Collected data

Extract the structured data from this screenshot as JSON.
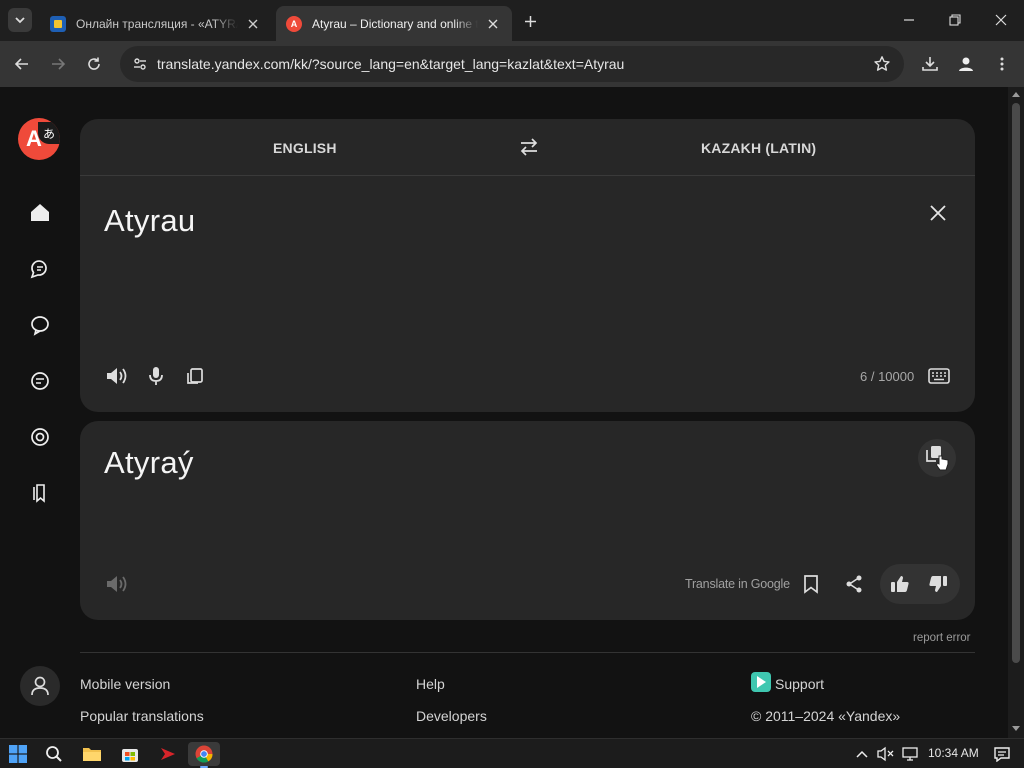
{
  "browser": {
    "tabs": [
      {
        "title": "Онлайн трансляция - «ATYRAU»",
        "active": false
      },
      {
        "title": "Atyrau – Dictionary and online translation",
        "active": true
      }
    ],
    "url": "translate.yandex.com/kk/?source_lang=en&target_lang=kazlat&text=Atyrau"
  },
  "translator": {
    "source_lang": "ENGLISH",
    "target_lang": "KAZAKH (LATIN)",
    "source_text": "Atyrau",
    "char_count": "6 / 10000",
    "translation": "Atyraý",
    "translate_in_google": "Translate in Google",
    "report_error": "report error"
  },
  "footer": {
    "mobile_version": "Mobile version",
    "popular_translations": "Popular translations",
    "help": "Help",
    "developers": "Developers",
    "support": "Support",
    "copyright": "© 2011–2024 «Yandex»"
  },
  "taskbar": {
    "time": "10:34 AM"
  },
  "colors": {
    "brand_red": "#ef4a3a",
    "background": "#121212",
    "card": "#272727"
  }
}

INSTRUCTIONS TO FOLLOW:
Set the entries down again exactly. Do not include the images.

REPLY:
Extract the structured data from this screenshot as JSON.
{
  "browser": {
    "tabs": [
      {
        "title": "Онлайн трансляция - «ATYRAU»",
        "active": false
      },
      {
        "title": "Atyrau – Dictionary and online translation",
        "active": true
      }
    ],
    "url": "translate.yandex.com/kk/?source_lang=en&target_lang=kazlat&text=Atyrau"
  },
  "translator": {
    "source_lang": "ENGLISH",
    "target_lang": "KAZAKH (LATIN)",
    "source_text": "Atyrau",
    "char_count": "6 / 10000",
    "translation": "Atyraý",
    "translate_in_google": "Translate in Google",
    "report_error": "report error"
  },
  "footer": {
    "mobile_version": "Mobile version",
    "popular_translations": "Popular translations",
    "help": "Help",
    "developers": "Developers",
    "support": "Support",
    "copyright": "© 2011–2024 «Yandex»"
  },
  "taskbar": {
    "time": "10:34 AM"
  },
  "colors": {
    "brand_red": "#ef4a3a",
    "background": "#121212",
    "card": "#272727"
  }
}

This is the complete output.